### Exercício proposto 1
Recolha todas as linhas que contêm a palavra "客户记录", levando em conta maiúsculas e minúsculas.

### Trecho para leitura
O mercado financeiro estava contente com a vitória de Donald Trump. Havia um viés de incerteza, mas até uma palavra foi criada – "Trumptrade" – para definir os supostos benefícios do novo governo para Wall Street, a rua que simboliza o universo das bolsas de valores e das empresas que a orbitam.
Corta para abril de 2025: Wall Street perdeu US$ 6,6 trilhões – sim, "tri", aquela grandeza que só aparece em PIBs de países ou em valor de mercado de big techs – em apenas dois dias, quinta e sexta-feiras. Para manter a comparação, é como se o mercado tivesse perdido um Reino Unido e uma França (sobra um troquinho de US$ 300 bilhões).
E deve perder mais nesta segunda-feira (7) que tem humor condicionado pela maior queda da bolsa de Hong Kong em 28 anos. Mesmo os primeiros adeptos começam a reagir. Jamie Dimon, presidente do JP Morgan, maior banco dos EUA, afirma que o "as recentes tarifas vão provavelmente elevar a inflação e estão fazendo com que muitos considerem uma grande probabilidade de recessão" em sua carta anual aos clientes (confira aqui) enviada nesta segunda-feira (7). Também achou "bom lembrar" da "estagflação dos anos 1970".
Estagflação, é bom lembrar, é a situação em que a economia murcha e a inflação dispara. Dimon é uma espécie de "decano" de Wall Street, um dos executivos que saiu vencedor na devastação causada pela crise de 2008, quando centenas de bancos americanos quebraram. O JP vale hoje cerca de US$ 4 trilhões – mais do que o PIB do Reino Unido. Com a experiência, a trajetória e a responsabilidade que tem, o presidente do JP Morgan não usa palavras por acaso.
E se Dimon não quis estimar o risco de recessão, outro gigante de Wall Street vem fazendo essa conta. A Goldman Sachs, outra "vencedora" da crise de 2008, elevou nesta semana a probabilidade de os EUA entrarem em recessão de 35% para 45%. Foi a segunda elevação em sete dias, partindo de 20%. Em uma semana, a hipótese de recessão foi duplicada.
O estrago que Trump provoca na economia americana, sem contar as demais, já não pode ser varrido para baixo dos tapetes de Wall Street. A reação vem ganhando força, para tentar convencer o presidente dos EUA a acionar um "stop loss" – decisão que, muitas vezes, absorve perdas com ações, mas encerra a negociação com o papel em crise.

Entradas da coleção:

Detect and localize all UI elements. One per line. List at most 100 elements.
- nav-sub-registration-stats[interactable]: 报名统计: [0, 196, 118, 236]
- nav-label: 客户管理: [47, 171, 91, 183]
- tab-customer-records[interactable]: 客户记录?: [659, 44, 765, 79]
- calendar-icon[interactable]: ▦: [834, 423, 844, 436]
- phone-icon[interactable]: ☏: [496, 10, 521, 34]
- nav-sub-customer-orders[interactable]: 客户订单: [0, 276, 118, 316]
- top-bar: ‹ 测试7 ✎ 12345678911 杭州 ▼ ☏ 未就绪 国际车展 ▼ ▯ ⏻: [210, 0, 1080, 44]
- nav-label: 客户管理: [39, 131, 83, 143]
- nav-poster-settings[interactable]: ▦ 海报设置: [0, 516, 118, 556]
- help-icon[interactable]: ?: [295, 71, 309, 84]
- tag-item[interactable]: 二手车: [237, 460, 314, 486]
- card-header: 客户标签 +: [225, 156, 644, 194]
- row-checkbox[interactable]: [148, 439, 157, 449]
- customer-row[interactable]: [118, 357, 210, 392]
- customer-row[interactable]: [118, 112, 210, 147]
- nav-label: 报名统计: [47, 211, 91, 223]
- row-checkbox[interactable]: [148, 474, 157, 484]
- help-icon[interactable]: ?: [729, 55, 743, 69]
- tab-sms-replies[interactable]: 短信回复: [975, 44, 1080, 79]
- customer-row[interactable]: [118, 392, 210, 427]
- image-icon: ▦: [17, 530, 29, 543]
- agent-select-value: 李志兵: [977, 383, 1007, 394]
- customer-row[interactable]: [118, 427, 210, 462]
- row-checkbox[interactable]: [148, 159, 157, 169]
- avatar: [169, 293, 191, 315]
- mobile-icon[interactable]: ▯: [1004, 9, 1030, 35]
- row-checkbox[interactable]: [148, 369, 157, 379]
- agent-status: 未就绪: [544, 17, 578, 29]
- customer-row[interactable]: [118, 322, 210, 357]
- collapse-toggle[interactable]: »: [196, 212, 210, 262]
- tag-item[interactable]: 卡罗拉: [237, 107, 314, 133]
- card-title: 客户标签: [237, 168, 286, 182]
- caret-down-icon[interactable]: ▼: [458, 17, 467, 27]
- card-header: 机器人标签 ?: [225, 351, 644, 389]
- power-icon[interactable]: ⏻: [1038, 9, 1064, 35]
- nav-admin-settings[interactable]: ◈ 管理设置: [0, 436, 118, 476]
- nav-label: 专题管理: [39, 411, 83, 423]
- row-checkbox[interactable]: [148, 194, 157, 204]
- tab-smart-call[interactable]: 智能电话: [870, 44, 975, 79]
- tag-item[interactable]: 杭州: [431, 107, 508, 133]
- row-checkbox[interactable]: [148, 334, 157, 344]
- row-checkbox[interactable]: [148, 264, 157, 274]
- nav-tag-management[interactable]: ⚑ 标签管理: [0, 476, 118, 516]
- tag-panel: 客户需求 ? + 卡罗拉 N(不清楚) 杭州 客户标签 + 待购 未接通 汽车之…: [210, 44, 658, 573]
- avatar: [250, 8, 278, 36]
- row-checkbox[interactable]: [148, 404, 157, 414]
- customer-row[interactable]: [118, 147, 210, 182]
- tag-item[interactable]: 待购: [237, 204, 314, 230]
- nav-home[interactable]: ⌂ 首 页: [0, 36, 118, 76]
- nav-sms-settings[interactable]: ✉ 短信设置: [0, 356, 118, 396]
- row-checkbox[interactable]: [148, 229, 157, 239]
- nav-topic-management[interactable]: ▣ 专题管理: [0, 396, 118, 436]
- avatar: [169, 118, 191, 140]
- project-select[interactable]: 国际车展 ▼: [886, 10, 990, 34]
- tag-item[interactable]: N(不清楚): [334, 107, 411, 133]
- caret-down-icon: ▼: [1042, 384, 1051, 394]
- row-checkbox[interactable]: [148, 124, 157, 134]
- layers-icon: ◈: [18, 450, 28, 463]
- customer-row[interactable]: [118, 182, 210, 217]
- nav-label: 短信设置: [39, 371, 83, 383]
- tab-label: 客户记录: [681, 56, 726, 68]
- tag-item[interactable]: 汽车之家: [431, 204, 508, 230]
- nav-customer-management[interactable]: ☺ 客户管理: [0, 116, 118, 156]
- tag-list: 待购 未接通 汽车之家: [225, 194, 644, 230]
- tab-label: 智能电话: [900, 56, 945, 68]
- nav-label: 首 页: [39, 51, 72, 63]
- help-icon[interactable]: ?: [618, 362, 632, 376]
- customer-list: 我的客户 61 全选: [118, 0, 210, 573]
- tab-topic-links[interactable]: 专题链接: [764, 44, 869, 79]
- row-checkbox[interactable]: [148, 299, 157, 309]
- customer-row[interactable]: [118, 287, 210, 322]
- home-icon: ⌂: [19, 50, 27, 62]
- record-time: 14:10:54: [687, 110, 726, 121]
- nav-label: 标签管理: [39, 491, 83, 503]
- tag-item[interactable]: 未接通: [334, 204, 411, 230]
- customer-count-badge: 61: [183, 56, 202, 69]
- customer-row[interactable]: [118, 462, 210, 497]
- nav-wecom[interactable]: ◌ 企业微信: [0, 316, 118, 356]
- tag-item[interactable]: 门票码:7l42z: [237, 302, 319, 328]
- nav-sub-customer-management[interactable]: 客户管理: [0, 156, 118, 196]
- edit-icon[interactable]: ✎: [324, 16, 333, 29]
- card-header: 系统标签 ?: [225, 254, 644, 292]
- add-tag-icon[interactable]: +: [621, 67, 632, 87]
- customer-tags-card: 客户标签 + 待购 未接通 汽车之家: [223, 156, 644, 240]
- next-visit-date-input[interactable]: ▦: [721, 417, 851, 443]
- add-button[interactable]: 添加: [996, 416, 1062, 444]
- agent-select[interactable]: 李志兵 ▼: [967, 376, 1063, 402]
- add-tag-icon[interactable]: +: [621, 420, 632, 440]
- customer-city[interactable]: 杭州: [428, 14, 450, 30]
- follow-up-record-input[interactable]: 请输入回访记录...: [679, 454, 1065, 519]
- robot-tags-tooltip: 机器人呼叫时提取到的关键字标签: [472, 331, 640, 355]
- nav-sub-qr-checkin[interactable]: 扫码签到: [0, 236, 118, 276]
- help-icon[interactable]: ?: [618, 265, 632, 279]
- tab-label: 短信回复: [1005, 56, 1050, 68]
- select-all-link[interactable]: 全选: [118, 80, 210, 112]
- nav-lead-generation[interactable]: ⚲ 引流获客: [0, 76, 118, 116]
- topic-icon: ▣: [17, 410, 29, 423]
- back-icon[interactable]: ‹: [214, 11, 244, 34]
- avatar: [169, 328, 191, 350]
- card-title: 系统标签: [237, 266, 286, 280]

### Exercício proposto 2
Altere o texto sobre Wall Street de "Corta para abril" até "US$ 300 bilhões).", inclusive, reproduzindo esse trecho com "quinta e sexta-feiras" trocado por "segunda e terça-feiras".

### Resposta completa 1
- tab-customer-records[interactable]: 客户记录?: [659, 44, 765, 79]
- tab-label: 客户记录: [681, 56, 726, 68]

### Resposta completa 2
Corta para abril de 2025: Wall Street perdeu US$ 6,6 trilhões – sim, "tri", aquela grandeza que só aparece em PIBs de países ou em valor de mercado de big techs – em apenas dois dias, segunda e terça-feiras. Para manter a comparação, é como se o mercado tivesse perdido um Reino Unido e uma França (sobra um troquinho de US$ 300 bilhões).